Goal of the exercise: Go through the material and write it all out exactly, minus the pictures.

==== Entries shown ====

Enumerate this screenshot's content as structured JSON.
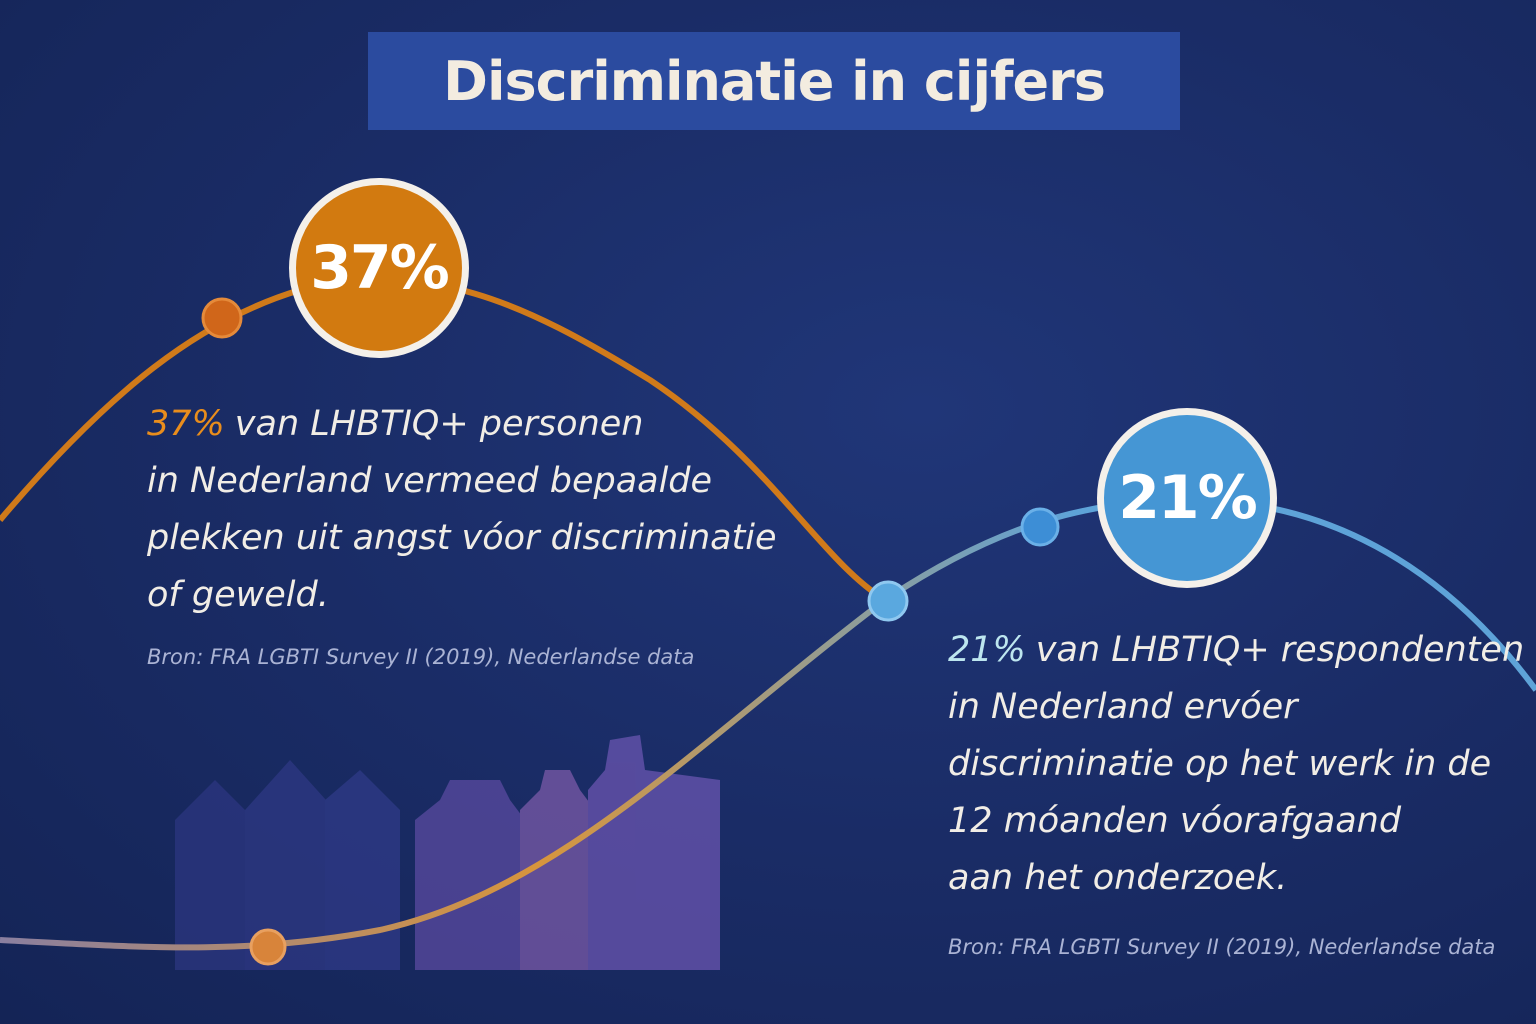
{
  "title": "Discriminatie in cijfers",
  "stats": [
    {
      "badge": "37%",
      "highlight": "37%",
      "lines": [
        "van LHBTIQ+ personen",
        "in Nederland vermeed bepaalde",
        "plekken uit angst vóor discriminatie",
        "of geweld."
      ],
      "source": "Bron: FRA LGBTI Survey II (2019), Nederlandse data"
    },
    {
      "badge": "21%",
      "highlight": "21%",
      "lines": [
        "van LHBTIQ+ respondenten",
        "in Nederland ervóer",
        "discriminatie op het werk in de",
        "12 móanden vóorafgaand",
        "aan het onderzoek."
      ],
      "source": "Bron: FRA LGBTI Survey II (2019), Nederlandse data"
    }
  ]
}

====

Correct output:
Enumerate this screenshot's content as structured JSON.
{
  "title": "Discriminatie in cijfers",
  "stats": [
    {
      "badge": "37%",
      "highlight": "37%",
      "lines": [
        "van LHBTIQ+ personen",
        "in Nederland vermeed bepaalde",
        "plekken uit angst vóor discriminatie",
        "of geweld."
      ],
      "source": "Bron: FRA LGBTI Survey II (2019), Nederlandse data"
    },
    {
      "badge": "21%",
      "highlight": "21%",
      "lines": [
        "van LHBTIQ+ respondenten",
        "in Nederland ervóer",
        "discriminatie op het werk in de",
        "12 móanden vóorafgaand",
        "aan het onderzoek."
      ],
      "source": "Bron: FRA LGBTI Survey II (2019), Nederlandse data"
    }
  ]
}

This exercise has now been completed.